THE RECORDS –
(begin)

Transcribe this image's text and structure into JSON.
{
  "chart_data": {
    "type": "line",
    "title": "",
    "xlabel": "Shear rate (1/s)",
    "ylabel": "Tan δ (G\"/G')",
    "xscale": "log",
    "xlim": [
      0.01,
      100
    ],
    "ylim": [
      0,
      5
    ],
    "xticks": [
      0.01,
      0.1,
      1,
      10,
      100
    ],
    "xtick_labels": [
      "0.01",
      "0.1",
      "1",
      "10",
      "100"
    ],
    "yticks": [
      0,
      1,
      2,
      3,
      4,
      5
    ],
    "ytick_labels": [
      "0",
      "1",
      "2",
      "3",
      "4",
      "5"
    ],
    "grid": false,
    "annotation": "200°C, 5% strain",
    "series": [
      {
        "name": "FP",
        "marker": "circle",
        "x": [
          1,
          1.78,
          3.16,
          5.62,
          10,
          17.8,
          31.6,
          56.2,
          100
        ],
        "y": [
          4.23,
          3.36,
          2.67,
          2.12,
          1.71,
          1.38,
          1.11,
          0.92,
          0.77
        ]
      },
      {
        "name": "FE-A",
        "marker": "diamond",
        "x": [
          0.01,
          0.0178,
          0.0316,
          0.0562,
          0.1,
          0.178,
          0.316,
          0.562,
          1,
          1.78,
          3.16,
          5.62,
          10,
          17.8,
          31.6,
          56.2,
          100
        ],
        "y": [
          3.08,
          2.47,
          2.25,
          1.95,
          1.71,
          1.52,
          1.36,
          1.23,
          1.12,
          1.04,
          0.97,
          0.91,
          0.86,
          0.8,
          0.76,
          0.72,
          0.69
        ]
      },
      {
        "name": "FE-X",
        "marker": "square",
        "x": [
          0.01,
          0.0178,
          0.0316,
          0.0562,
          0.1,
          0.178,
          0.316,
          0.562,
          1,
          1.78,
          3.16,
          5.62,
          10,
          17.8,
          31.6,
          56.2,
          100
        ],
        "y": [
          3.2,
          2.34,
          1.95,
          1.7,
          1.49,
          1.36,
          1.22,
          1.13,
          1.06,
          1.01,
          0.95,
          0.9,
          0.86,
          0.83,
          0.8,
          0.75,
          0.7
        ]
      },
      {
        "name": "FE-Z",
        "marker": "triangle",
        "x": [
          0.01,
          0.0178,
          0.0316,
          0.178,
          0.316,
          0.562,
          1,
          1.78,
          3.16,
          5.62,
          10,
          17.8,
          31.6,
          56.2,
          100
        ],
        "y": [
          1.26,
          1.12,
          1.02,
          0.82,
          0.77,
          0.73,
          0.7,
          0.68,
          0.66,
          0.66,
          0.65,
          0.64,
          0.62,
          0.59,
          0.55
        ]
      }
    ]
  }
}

(end)

WHAT TO DO –
Go through the material line by line. Show each line that contains the string "marker".

THE OUTPUT –
        "marker": "circle",
        "marker": "diamond",
        "marker": "square",
        "marker": "triangle",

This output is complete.